■ Input material:
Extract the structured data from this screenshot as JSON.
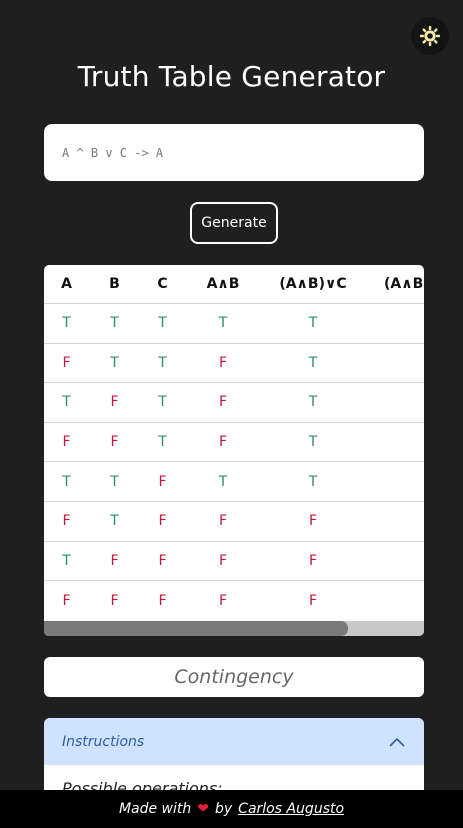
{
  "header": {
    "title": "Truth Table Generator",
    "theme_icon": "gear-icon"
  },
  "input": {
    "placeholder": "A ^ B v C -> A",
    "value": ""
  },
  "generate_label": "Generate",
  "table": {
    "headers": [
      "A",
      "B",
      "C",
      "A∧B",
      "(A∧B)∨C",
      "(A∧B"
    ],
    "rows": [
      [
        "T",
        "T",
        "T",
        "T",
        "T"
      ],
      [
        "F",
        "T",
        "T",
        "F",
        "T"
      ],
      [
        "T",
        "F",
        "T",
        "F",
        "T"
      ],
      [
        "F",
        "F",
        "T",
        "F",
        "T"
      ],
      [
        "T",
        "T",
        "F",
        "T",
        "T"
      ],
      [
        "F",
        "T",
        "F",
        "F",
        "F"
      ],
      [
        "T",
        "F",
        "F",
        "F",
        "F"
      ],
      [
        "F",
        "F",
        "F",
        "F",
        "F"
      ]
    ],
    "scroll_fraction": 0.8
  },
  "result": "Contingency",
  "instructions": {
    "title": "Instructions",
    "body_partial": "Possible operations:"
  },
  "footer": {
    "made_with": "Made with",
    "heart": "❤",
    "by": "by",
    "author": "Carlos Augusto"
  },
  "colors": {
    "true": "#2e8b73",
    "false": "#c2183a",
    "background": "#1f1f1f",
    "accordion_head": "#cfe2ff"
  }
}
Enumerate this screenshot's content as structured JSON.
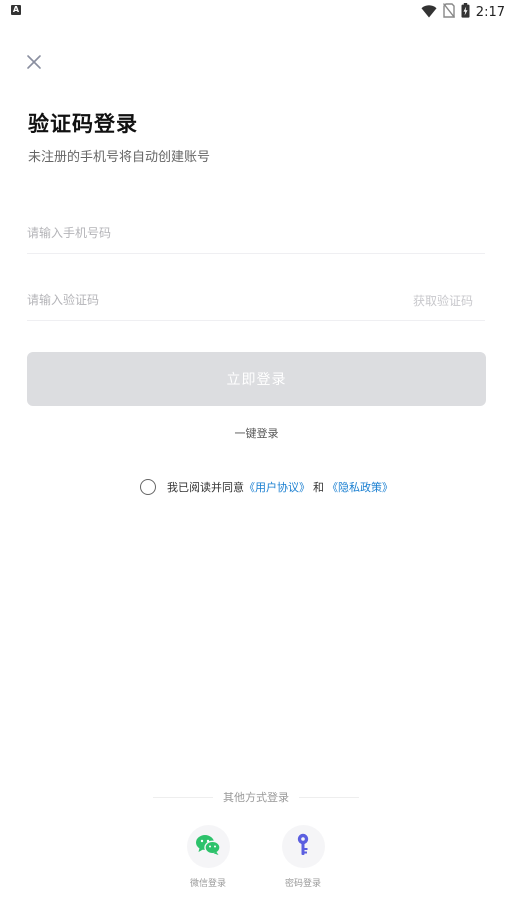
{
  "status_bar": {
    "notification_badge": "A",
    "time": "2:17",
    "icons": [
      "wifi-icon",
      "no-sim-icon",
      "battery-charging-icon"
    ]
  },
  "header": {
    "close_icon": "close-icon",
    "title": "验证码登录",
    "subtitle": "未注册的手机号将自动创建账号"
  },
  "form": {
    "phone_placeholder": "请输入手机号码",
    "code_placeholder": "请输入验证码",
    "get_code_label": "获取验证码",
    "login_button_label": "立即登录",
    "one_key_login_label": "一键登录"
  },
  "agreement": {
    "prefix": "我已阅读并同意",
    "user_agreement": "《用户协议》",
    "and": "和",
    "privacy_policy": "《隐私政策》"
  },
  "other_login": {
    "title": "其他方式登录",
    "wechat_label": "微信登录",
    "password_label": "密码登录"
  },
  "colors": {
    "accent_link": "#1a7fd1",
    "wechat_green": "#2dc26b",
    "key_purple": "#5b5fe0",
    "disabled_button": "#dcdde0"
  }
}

...

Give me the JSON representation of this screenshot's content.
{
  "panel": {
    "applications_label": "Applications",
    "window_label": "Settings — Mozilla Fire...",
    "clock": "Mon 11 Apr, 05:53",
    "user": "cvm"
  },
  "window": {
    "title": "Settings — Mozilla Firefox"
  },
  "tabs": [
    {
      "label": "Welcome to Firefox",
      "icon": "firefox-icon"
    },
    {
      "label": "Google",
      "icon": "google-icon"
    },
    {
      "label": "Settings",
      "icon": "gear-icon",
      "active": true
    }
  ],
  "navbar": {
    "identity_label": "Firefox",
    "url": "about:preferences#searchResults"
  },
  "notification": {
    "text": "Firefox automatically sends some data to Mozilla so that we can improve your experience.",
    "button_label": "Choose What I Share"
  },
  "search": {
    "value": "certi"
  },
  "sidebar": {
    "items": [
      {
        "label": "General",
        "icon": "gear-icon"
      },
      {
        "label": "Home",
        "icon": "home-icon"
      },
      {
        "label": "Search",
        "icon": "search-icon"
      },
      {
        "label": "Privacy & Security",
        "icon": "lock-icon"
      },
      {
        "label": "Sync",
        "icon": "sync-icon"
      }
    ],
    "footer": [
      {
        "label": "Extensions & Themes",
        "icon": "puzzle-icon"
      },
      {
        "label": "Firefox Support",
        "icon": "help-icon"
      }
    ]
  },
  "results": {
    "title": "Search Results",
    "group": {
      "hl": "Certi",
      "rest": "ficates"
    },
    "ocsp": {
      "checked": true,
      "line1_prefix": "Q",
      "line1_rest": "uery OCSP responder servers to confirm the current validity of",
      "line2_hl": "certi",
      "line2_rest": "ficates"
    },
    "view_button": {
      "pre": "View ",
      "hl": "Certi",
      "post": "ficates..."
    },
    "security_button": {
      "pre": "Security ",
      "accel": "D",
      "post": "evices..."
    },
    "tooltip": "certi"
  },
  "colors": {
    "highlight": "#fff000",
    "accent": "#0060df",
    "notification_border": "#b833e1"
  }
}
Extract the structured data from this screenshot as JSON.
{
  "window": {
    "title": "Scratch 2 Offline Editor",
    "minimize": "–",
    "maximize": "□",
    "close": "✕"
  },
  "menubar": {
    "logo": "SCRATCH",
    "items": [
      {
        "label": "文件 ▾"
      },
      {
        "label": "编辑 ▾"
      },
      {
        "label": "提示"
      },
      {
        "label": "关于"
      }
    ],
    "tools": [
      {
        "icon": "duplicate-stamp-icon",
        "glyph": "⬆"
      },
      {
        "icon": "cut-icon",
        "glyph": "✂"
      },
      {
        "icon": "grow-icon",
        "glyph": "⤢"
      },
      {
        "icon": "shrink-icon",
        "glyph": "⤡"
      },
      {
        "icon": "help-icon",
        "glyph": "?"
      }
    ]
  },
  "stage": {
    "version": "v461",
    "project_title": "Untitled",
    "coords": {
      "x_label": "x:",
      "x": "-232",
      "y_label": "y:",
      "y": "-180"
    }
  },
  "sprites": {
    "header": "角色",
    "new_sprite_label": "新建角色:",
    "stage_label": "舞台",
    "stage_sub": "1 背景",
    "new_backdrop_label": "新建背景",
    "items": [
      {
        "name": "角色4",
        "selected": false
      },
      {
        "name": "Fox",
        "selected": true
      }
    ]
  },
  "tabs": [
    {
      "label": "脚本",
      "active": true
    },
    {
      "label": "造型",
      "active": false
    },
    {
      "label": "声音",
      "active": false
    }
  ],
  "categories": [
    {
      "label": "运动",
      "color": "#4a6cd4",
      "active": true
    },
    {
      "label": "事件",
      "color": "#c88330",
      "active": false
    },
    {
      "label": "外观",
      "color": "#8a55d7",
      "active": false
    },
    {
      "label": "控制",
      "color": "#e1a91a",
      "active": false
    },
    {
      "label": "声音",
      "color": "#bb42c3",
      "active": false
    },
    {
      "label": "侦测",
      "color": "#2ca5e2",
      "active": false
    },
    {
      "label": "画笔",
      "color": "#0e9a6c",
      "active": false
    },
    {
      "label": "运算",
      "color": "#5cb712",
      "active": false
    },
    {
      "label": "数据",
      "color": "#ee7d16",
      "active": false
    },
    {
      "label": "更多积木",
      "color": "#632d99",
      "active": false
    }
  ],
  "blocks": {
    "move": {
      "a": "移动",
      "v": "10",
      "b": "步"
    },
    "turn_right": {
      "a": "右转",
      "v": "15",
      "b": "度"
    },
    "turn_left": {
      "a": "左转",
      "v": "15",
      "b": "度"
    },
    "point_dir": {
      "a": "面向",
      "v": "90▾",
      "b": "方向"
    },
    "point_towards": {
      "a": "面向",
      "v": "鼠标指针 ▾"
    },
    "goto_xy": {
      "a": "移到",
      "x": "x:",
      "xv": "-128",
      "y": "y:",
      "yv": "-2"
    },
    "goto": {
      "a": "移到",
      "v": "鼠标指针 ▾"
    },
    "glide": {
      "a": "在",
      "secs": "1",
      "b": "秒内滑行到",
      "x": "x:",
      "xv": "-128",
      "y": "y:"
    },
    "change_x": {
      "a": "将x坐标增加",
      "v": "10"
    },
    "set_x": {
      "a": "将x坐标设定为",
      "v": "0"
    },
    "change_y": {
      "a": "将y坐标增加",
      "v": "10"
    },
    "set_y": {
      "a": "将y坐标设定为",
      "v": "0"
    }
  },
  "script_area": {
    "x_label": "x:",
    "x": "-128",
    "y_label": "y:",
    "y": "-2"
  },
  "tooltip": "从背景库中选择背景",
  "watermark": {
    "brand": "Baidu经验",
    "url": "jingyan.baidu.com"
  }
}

...

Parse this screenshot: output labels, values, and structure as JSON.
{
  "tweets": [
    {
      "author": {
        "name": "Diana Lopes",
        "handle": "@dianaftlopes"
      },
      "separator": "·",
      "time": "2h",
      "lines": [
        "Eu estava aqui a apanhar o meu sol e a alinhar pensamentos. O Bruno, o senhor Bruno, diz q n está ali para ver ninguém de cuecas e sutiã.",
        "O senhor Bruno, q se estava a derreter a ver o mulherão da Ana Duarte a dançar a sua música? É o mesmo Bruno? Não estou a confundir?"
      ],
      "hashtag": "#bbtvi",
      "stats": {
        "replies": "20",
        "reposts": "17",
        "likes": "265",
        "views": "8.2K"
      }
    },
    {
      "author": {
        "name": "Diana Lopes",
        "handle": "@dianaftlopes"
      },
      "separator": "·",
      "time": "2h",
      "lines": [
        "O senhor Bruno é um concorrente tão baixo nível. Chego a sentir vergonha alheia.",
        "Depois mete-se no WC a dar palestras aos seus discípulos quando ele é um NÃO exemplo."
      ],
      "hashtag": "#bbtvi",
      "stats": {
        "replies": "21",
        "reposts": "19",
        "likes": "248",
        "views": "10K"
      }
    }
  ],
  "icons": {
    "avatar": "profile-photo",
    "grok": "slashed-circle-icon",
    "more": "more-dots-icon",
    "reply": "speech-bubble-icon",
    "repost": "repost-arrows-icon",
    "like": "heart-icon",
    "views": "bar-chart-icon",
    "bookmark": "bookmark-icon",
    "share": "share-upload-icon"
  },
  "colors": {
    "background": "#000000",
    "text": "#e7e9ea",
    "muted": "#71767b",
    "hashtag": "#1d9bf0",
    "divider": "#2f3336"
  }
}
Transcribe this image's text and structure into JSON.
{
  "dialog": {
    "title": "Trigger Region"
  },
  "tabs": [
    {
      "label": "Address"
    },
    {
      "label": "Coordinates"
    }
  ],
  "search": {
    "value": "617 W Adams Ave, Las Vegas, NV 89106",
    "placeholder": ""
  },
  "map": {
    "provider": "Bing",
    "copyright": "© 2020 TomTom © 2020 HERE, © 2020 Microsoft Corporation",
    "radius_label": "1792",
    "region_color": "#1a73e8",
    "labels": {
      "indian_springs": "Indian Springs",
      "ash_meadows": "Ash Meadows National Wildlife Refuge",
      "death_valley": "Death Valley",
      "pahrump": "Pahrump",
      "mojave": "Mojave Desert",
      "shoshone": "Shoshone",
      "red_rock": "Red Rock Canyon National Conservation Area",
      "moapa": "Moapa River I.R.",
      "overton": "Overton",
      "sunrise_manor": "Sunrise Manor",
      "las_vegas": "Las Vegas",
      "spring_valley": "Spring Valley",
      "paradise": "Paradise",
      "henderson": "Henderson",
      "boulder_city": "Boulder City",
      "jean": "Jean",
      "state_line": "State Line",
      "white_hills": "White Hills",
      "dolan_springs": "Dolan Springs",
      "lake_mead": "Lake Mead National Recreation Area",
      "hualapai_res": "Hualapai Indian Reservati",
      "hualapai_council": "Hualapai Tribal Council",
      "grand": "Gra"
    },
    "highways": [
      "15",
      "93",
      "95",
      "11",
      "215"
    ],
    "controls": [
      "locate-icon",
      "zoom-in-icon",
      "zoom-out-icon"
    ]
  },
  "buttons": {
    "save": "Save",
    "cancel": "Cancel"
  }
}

■ Aim:
Indicate how many lines of the material include the word "Springs"; the number alone is required.

■ Exercise result:
2